— WHAT YOU HAVE TO DO —
Answer with one number: how many lines have "title".

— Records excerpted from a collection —
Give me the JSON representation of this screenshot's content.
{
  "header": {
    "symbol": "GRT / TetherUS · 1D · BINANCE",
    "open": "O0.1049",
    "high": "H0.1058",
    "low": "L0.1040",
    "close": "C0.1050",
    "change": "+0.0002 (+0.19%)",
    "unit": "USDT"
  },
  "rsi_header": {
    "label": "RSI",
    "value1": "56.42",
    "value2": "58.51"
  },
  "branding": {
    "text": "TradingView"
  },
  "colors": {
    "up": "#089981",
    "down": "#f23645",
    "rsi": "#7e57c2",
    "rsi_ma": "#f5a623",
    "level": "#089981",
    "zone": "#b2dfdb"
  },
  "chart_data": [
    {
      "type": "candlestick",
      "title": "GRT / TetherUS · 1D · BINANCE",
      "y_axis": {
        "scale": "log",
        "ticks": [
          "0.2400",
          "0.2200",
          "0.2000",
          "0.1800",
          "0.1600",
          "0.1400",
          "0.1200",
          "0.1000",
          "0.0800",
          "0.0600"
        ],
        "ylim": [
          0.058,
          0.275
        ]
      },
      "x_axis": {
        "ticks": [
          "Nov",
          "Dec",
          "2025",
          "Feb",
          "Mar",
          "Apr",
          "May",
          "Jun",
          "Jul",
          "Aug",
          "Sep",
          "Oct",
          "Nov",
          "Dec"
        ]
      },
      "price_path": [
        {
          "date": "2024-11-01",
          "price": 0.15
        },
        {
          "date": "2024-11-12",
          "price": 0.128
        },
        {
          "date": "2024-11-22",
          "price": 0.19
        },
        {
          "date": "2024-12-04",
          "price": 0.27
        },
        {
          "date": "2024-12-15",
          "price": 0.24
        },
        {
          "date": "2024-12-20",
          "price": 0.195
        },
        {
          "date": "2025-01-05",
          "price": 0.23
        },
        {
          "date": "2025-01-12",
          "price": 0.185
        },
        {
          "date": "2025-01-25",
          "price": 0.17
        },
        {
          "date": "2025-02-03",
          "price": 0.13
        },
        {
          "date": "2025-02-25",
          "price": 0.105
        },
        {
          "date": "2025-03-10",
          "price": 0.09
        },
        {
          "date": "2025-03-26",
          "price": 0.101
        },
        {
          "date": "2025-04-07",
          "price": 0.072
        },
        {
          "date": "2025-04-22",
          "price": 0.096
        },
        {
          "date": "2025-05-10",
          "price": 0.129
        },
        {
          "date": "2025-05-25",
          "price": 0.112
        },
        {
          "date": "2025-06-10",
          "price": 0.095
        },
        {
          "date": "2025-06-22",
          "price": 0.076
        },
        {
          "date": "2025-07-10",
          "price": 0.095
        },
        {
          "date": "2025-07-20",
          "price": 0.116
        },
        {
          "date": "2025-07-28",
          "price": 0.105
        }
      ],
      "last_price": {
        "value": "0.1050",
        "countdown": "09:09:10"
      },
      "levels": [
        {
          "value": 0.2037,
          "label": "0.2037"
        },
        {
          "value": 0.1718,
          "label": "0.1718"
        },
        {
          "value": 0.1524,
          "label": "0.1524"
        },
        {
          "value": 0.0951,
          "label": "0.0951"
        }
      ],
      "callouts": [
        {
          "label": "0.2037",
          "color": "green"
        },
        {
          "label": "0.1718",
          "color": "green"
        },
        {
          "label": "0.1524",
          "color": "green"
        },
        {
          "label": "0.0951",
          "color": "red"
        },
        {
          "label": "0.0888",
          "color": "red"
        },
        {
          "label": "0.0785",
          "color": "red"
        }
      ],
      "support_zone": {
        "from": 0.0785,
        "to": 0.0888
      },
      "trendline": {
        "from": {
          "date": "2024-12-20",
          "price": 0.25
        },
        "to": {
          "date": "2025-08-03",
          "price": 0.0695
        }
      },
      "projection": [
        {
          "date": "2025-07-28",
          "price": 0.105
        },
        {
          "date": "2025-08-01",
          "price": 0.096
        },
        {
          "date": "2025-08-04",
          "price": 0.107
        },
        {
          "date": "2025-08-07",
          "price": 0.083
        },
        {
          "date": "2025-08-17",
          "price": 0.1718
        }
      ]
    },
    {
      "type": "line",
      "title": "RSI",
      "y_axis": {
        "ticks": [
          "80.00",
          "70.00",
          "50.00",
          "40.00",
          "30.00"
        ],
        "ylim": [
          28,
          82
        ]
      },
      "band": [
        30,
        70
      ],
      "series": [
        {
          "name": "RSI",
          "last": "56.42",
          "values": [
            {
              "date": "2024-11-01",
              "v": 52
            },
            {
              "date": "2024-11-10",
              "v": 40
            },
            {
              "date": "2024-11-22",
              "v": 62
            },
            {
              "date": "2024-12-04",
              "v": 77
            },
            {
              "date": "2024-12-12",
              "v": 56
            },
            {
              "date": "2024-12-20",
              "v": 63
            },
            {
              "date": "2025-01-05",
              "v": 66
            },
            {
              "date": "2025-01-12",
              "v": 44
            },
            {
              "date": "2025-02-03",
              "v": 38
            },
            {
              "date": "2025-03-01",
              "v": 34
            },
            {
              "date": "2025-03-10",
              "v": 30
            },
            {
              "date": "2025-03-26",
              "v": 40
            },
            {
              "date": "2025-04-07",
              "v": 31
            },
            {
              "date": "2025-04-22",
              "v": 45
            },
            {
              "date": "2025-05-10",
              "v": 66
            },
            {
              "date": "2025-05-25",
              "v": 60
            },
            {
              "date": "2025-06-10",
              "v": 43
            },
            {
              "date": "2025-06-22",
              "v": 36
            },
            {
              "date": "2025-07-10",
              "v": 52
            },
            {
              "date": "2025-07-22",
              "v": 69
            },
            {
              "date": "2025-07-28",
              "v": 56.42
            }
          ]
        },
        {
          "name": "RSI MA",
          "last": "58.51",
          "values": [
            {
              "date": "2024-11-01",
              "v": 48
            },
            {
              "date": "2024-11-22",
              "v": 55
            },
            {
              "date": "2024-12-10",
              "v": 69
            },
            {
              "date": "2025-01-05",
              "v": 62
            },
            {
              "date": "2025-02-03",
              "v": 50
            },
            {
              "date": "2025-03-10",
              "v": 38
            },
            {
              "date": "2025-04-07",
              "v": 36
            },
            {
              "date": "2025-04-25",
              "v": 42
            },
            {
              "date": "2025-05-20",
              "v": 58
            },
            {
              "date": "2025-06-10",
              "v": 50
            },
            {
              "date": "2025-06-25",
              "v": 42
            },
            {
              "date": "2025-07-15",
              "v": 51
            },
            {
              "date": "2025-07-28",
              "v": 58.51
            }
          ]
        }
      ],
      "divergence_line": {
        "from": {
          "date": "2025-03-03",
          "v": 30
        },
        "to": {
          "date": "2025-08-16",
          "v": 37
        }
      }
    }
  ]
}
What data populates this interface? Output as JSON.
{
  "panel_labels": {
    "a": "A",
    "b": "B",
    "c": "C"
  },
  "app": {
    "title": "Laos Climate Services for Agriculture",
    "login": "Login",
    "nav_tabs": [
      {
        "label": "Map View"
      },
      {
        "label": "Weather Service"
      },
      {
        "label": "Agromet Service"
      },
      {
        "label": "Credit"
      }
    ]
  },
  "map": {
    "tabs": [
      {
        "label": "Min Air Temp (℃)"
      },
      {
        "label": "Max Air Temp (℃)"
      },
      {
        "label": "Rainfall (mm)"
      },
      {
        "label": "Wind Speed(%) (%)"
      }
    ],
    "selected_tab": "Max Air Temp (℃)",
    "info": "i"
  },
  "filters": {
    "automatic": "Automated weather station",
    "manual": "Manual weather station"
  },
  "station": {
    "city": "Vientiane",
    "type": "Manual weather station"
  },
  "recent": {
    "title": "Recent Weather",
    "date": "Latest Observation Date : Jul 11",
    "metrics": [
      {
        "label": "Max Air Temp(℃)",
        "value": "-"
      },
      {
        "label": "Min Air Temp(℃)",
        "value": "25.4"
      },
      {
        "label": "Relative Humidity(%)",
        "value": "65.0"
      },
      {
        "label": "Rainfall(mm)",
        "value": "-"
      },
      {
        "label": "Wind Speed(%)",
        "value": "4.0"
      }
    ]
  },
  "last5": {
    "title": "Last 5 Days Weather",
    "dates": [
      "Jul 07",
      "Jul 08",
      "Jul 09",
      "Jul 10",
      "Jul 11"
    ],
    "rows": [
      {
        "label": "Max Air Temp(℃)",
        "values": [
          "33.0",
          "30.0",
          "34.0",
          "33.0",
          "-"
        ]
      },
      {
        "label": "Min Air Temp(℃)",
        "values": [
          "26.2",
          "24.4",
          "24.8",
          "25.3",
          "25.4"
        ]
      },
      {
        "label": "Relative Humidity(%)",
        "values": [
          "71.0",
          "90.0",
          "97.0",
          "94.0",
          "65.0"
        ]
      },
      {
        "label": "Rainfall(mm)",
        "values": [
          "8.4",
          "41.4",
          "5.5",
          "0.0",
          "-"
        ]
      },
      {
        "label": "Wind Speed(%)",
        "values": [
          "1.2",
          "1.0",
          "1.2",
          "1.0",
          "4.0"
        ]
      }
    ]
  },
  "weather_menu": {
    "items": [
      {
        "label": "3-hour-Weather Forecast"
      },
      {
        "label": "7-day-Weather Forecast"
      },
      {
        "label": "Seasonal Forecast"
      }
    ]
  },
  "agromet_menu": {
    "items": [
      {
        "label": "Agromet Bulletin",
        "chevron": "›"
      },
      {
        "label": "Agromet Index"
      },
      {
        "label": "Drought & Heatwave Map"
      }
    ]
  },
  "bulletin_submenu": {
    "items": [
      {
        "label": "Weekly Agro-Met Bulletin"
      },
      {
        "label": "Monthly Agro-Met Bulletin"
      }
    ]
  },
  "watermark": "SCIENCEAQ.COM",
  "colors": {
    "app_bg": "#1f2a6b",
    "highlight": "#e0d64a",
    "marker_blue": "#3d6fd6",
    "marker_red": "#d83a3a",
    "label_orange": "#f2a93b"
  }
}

— OUTPUT OF THE TASK —
5